Exercise prompt –
Output solely the number of lines containing the string "Illinois".
>> Start Supplied entries
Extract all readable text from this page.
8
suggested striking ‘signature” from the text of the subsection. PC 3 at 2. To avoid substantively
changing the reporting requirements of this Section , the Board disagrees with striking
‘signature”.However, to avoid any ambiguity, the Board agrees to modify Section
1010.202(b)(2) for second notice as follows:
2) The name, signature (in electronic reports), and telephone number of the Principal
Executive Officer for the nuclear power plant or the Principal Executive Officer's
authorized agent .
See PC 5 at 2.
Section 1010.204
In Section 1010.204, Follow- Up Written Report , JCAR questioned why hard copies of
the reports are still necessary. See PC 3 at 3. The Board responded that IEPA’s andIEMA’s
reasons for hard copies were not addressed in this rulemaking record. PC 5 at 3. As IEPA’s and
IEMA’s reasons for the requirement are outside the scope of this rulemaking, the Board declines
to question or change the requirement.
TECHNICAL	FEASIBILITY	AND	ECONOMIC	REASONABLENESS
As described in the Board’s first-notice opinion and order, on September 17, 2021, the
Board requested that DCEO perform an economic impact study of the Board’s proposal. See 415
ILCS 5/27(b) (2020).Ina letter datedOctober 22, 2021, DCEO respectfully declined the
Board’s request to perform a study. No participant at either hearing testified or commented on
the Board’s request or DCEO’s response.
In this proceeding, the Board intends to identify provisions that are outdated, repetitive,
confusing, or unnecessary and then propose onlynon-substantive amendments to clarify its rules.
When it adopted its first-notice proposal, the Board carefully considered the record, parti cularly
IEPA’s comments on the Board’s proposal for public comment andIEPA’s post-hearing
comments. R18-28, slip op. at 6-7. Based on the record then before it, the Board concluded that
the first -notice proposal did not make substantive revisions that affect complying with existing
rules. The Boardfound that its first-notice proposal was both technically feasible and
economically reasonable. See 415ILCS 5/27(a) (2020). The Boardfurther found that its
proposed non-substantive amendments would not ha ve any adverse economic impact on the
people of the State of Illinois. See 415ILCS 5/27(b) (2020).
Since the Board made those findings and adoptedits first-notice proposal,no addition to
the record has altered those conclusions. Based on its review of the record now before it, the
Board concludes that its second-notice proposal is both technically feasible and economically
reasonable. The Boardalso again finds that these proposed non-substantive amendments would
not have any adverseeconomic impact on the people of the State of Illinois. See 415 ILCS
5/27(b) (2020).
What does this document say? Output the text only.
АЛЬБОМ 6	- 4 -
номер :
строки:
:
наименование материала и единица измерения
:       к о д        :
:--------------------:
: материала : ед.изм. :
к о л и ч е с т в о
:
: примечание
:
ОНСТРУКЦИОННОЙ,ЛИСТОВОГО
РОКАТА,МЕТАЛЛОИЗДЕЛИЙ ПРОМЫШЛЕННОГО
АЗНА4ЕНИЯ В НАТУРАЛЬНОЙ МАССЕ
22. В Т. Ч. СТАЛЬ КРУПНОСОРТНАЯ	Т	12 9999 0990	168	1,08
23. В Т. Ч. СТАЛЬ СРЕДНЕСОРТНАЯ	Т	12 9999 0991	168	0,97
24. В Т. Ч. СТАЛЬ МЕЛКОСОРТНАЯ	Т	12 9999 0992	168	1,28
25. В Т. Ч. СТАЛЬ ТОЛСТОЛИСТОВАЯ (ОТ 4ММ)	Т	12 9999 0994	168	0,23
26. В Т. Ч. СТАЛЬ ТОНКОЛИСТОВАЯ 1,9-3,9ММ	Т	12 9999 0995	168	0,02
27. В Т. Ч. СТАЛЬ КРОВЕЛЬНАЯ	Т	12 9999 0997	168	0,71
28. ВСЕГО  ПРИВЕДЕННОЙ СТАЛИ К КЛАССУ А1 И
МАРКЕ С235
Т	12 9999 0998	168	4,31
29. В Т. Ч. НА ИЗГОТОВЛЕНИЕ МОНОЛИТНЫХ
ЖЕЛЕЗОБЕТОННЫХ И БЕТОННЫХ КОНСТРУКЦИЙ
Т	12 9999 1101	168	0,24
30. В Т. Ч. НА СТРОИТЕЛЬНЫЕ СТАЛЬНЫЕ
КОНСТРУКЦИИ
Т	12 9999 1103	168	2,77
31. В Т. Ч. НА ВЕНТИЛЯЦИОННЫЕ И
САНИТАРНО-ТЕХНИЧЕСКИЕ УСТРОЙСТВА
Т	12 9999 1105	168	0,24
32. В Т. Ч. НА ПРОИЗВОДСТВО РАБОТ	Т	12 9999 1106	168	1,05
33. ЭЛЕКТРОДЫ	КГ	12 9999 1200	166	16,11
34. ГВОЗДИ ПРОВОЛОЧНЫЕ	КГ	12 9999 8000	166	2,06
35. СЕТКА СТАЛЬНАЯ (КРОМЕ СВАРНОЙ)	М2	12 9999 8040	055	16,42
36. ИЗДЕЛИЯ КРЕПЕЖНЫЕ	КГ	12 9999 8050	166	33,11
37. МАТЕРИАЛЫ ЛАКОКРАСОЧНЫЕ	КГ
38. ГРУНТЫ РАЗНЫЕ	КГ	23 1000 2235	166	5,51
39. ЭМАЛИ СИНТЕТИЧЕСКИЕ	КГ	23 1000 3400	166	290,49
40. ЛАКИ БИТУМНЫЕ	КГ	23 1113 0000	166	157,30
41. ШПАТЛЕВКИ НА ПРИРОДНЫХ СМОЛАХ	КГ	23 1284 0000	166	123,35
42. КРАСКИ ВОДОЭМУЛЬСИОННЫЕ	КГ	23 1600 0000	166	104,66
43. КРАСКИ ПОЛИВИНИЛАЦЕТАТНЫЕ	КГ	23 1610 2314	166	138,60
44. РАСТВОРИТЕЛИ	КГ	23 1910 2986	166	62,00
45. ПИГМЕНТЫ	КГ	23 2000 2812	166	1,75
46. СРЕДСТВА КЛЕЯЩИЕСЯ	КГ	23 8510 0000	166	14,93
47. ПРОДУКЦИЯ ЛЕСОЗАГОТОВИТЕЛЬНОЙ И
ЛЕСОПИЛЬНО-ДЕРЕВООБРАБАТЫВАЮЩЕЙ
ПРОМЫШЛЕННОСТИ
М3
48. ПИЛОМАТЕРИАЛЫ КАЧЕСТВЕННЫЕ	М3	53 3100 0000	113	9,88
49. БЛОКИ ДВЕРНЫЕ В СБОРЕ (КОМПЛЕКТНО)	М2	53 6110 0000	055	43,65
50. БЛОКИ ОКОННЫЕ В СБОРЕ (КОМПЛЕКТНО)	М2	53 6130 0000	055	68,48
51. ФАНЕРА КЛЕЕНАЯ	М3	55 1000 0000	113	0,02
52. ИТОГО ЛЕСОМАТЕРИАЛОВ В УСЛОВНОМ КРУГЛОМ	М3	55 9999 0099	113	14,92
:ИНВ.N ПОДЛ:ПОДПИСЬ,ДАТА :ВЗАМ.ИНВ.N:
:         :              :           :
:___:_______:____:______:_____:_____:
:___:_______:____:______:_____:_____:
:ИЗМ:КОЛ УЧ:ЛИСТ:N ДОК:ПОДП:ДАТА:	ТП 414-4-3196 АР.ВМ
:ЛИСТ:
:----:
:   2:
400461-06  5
>> End Supplied entries
Written solution –
2